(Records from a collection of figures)
***

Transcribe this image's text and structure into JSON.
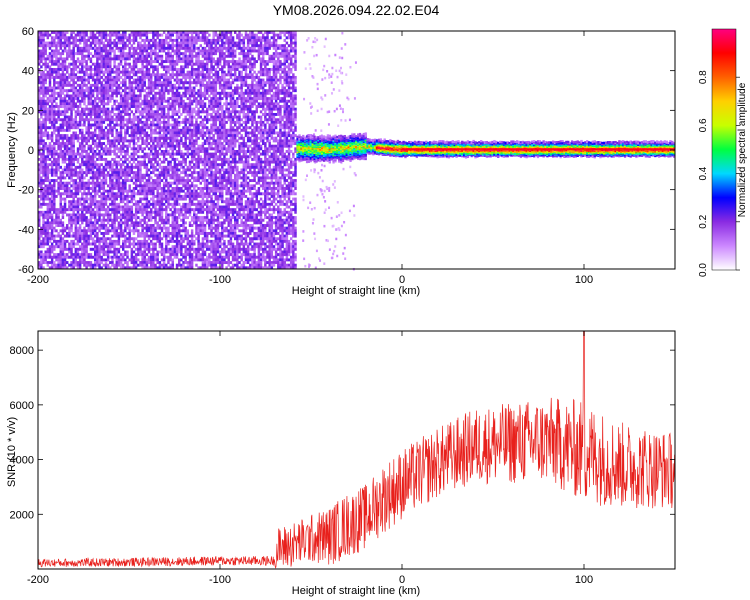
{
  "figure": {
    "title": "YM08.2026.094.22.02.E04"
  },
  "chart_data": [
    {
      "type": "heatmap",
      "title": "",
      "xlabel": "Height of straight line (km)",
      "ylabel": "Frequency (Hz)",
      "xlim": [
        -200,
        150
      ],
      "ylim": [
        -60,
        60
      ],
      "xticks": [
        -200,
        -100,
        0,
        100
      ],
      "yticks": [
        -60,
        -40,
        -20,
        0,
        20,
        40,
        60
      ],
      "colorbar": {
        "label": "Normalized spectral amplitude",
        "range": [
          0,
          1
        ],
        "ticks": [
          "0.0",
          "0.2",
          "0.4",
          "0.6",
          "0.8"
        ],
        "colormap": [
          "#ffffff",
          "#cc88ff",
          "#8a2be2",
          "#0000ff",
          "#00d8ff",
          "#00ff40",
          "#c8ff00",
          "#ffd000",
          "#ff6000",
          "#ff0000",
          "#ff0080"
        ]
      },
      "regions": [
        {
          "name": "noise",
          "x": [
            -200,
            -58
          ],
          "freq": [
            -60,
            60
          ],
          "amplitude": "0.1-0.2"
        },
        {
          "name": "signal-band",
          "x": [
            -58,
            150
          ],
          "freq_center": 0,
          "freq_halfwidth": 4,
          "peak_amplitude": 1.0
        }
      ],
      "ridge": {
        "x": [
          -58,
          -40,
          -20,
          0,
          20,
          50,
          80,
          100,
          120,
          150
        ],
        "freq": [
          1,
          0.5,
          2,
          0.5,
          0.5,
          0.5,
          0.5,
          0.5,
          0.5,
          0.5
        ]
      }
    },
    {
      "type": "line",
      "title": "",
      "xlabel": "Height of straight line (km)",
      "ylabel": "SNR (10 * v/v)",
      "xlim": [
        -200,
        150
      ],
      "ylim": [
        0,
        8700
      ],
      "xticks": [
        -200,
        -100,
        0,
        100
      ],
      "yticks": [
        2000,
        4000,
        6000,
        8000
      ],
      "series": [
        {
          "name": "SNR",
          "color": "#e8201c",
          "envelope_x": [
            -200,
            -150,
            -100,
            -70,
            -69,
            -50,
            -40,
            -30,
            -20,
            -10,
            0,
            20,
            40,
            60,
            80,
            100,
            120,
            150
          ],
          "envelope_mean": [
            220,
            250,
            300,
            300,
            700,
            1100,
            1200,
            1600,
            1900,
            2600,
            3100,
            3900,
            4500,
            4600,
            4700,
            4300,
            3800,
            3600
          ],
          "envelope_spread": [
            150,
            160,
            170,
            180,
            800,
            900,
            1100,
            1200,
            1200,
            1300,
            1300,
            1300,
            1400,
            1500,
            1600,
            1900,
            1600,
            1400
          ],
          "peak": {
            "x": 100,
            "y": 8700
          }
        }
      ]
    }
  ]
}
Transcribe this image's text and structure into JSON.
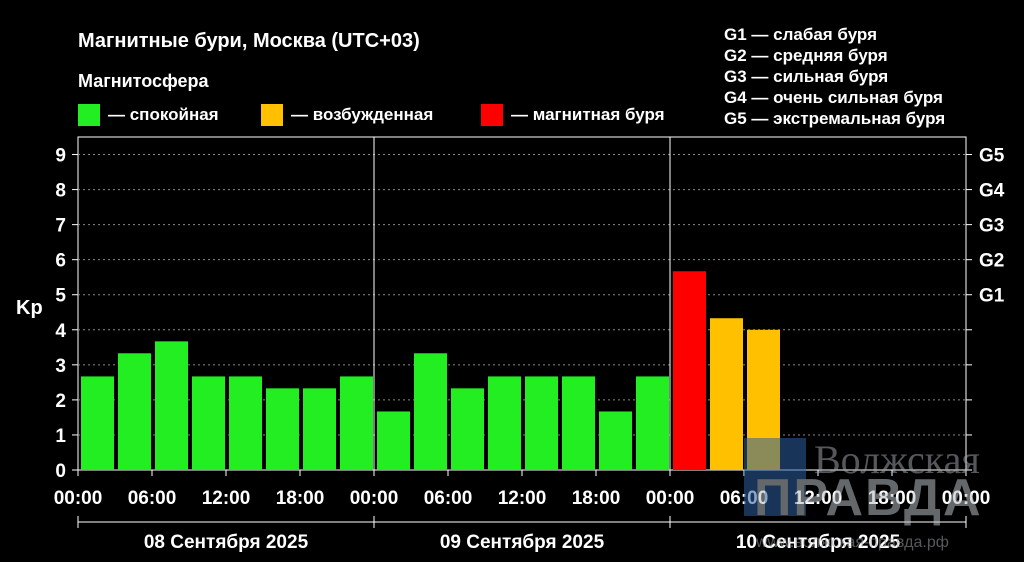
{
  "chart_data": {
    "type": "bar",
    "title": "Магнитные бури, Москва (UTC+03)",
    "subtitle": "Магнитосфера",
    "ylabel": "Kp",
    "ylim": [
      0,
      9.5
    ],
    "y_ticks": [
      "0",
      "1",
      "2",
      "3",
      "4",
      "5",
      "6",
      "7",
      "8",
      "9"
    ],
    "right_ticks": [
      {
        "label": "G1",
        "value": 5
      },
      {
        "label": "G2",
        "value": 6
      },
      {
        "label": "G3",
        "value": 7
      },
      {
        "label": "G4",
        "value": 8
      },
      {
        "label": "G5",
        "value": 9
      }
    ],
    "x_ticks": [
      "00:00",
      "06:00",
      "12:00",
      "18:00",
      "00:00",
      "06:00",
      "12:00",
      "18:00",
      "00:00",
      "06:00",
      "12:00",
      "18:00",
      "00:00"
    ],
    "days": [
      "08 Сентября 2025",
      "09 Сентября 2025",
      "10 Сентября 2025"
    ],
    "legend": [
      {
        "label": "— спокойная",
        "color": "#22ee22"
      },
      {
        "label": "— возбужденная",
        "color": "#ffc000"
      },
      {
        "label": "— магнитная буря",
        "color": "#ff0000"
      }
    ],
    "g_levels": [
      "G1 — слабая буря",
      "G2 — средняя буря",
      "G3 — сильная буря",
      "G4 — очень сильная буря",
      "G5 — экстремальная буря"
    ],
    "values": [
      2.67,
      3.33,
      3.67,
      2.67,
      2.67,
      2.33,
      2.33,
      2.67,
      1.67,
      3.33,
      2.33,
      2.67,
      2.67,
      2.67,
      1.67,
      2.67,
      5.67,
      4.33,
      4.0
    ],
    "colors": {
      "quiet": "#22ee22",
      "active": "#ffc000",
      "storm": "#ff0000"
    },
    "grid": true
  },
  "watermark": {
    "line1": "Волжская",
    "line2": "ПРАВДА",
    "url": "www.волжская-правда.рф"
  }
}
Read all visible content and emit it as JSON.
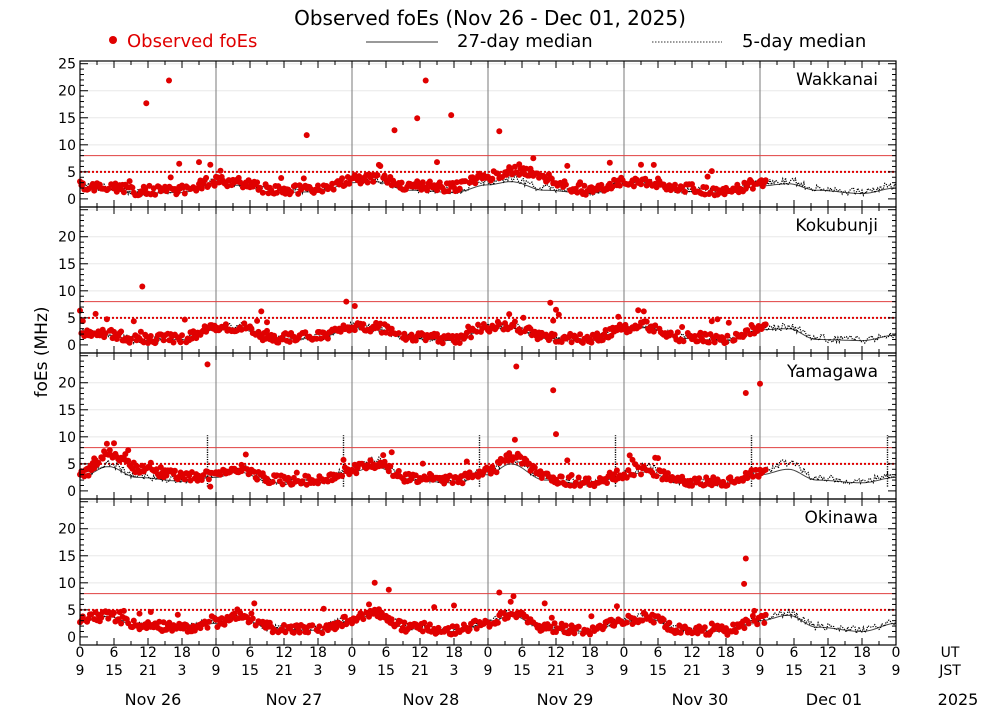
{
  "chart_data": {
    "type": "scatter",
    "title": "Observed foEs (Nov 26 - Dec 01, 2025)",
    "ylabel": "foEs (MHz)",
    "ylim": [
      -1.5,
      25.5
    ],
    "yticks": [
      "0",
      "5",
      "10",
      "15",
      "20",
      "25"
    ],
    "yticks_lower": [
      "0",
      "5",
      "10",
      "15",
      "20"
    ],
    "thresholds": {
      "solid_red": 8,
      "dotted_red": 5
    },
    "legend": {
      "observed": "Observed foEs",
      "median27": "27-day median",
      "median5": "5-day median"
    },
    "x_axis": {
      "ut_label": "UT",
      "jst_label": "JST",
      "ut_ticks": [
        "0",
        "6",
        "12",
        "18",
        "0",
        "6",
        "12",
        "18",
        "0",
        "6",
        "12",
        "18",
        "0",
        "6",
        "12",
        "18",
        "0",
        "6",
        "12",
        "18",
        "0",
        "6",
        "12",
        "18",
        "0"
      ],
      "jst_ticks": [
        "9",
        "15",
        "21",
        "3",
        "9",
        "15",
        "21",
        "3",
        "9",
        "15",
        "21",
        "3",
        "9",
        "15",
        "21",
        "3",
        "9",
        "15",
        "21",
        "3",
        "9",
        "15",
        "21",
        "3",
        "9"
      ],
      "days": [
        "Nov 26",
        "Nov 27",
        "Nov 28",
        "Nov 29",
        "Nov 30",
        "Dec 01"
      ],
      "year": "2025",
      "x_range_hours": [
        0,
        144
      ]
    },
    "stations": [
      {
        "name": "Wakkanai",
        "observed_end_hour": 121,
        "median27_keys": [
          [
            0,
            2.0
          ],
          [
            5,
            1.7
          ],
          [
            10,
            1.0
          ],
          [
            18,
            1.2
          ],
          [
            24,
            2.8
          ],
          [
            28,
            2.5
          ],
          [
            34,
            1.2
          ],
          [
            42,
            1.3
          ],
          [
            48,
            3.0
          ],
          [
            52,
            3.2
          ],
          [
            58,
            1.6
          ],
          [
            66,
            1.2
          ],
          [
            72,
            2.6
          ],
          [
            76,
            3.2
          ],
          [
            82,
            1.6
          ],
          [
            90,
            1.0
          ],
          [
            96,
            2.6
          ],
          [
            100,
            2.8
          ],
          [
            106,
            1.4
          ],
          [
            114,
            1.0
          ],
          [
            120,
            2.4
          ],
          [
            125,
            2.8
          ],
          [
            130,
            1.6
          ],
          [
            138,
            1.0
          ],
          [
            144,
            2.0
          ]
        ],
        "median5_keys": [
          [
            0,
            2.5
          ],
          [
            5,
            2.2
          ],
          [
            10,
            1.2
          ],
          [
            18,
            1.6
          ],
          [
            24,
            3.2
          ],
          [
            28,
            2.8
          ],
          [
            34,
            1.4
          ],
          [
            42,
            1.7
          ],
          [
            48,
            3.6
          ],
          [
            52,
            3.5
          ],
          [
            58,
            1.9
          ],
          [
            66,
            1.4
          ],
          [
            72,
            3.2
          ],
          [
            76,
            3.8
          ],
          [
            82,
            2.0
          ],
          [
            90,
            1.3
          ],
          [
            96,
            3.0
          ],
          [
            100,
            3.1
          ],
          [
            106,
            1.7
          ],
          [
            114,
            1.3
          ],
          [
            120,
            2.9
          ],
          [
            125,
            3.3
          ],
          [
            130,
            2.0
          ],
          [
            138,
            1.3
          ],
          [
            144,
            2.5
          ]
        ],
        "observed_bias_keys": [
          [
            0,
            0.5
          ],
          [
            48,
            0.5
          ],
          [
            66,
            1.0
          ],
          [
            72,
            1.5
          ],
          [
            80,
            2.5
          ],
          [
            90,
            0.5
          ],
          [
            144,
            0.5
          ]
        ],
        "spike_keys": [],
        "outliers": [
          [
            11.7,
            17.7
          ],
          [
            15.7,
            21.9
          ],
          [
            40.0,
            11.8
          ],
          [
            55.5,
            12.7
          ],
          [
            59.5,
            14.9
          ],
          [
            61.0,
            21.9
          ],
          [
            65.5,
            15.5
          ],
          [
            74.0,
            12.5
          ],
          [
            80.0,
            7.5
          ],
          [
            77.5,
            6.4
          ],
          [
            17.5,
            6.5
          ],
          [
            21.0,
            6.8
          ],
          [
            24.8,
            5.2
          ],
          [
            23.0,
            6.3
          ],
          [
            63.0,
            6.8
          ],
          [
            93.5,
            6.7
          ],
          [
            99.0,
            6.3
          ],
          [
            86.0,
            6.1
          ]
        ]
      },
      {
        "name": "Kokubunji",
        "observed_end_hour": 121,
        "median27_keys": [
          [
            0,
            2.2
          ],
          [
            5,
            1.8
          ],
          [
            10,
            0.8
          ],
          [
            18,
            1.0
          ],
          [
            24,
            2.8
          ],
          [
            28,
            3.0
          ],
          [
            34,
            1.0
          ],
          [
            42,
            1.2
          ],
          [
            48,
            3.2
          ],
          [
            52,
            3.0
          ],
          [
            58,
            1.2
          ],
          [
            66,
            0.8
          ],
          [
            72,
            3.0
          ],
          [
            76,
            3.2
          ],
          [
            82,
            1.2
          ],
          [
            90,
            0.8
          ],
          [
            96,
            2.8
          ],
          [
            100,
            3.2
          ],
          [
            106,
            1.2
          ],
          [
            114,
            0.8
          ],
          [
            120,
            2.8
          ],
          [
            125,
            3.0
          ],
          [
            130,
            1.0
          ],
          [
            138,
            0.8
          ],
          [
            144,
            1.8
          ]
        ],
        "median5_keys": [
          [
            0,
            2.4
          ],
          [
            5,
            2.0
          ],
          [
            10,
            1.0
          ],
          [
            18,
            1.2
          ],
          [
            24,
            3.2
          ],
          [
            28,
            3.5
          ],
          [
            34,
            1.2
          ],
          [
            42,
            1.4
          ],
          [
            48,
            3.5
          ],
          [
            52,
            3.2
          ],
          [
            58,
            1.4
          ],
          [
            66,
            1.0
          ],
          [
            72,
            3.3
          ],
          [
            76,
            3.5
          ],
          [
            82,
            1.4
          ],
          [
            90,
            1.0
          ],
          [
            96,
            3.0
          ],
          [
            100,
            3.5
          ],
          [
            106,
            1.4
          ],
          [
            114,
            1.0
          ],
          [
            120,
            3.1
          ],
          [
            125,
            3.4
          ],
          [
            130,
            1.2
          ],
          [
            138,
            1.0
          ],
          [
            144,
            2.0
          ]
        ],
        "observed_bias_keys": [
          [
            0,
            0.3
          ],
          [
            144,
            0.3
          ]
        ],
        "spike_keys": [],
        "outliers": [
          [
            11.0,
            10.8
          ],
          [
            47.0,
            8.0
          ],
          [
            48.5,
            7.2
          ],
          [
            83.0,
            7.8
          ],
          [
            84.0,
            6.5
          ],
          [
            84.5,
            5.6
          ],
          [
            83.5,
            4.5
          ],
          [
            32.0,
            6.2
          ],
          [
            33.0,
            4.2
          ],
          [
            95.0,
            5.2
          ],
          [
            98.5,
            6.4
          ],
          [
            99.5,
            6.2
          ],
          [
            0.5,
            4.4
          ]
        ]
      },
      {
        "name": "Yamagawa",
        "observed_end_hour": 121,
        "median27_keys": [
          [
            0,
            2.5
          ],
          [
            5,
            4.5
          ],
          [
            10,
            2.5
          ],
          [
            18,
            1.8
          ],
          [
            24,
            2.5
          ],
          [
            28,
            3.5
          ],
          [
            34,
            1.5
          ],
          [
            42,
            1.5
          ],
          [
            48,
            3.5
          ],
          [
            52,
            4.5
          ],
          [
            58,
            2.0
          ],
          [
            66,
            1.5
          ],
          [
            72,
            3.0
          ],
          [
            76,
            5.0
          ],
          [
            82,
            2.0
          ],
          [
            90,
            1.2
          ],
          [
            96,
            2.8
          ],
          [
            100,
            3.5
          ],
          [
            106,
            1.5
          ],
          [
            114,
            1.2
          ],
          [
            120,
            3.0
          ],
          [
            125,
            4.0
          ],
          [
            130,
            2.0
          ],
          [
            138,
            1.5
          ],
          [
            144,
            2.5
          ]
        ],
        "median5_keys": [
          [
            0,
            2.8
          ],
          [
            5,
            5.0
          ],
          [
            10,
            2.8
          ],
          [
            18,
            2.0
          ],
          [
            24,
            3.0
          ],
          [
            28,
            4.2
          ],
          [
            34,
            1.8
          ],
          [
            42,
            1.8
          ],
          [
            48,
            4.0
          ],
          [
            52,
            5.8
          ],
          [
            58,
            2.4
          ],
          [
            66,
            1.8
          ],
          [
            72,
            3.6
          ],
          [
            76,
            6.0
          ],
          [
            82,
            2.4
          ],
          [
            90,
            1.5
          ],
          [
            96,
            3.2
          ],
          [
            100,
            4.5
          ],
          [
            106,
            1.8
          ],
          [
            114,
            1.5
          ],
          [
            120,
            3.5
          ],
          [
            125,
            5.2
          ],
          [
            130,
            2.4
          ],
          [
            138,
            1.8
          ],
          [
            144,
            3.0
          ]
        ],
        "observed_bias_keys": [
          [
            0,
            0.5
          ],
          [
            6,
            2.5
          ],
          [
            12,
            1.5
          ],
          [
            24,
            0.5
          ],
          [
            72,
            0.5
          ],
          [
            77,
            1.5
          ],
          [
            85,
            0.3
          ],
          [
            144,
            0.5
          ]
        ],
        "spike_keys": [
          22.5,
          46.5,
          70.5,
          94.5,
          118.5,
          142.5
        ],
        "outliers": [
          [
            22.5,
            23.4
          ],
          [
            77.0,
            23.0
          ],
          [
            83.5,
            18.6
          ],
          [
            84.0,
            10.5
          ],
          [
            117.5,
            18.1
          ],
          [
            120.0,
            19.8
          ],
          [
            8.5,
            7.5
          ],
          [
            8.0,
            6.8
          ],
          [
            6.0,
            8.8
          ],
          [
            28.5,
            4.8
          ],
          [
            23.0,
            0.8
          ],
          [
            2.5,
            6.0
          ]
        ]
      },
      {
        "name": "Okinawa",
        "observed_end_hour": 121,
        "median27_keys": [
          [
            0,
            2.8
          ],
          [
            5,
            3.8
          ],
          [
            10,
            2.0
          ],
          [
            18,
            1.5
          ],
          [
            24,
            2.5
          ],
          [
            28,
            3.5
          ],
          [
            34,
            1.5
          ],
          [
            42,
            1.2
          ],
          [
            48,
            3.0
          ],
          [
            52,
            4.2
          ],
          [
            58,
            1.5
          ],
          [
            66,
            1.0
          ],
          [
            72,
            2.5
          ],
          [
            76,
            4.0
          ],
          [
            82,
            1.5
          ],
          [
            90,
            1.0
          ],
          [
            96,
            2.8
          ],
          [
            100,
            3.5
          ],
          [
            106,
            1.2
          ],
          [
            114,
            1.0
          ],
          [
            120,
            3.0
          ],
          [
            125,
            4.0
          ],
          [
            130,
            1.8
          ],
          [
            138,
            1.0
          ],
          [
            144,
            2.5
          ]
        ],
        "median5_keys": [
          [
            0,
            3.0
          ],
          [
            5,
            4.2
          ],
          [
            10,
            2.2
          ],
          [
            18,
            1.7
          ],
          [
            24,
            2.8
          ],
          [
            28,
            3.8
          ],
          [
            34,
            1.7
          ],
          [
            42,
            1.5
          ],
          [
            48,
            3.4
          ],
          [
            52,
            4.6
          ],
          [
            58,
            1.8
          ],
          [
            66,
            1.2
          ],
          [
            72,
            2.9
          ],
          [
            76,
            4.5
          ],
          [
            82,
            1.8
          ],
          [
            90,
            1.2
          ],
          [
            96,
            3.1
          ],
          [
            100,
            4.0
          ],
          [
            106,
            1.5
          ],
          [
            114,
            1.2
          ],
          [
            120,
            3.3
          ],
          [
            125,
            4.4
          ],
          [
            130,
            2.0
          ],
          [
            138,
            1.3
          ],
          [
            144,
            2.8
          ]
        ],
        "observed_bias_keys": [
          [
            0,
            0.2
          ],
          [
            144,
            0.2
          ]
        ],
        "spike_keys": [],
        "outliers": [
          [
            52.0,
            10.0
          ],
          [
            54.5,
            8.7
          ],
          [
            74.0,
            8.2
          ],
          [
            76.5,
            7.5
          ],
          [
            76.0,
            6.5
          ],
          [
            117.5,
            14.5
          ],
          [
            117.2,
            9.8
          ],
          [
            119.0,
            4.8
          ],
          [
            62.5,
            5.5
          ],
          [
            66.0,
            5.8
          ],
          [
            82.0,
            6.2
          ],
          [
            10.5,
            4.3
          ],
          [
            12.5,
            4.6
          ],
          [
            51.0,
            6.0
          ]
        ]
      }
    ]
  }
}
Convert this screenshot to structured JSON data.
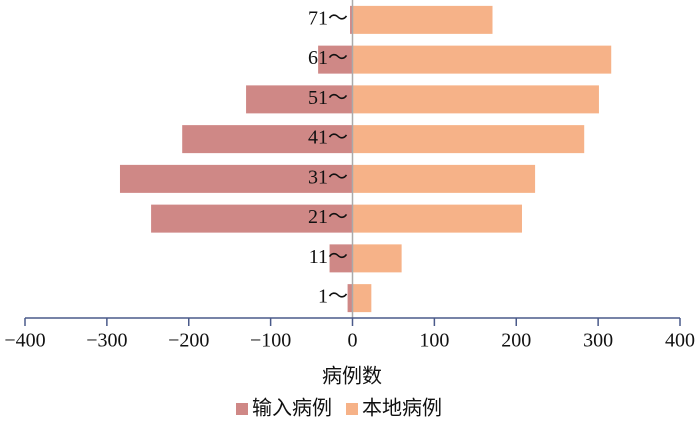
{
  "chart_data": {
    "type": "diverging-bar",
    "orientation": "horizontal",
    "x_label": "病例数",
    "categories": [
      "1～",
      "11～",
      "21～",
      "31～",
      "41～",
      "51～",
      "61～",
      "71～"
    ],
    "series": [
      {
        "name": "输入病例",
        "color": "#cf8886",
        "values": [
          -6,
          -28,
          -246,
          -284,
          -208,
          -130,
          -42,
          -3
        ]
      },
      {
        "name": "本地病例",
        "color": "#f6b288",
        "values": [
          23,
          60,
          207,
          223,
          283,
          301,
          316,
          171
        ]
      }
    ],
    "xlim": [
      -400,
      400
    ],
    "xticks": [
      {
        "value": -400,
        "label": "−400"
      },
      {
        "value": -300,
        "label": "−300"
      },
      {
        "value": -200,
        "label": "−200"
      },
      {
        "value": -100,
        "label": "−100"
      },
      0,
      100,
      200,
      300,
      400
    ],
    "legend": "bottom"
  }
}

***

* JOB *
Scan the listing above for the word "name" and show each line where it is found.

* OUTPUT FOR THIS TASK *
          "name": "noise",
          "name": "signal-band",
          "name": "SNR",
        "name": "Wakkanai",
        "name": "Kokubunji",
        "name": "Yamagawa",
        "name": "Okinawa",
        "name": "输入病例",
        "name": "本地病例",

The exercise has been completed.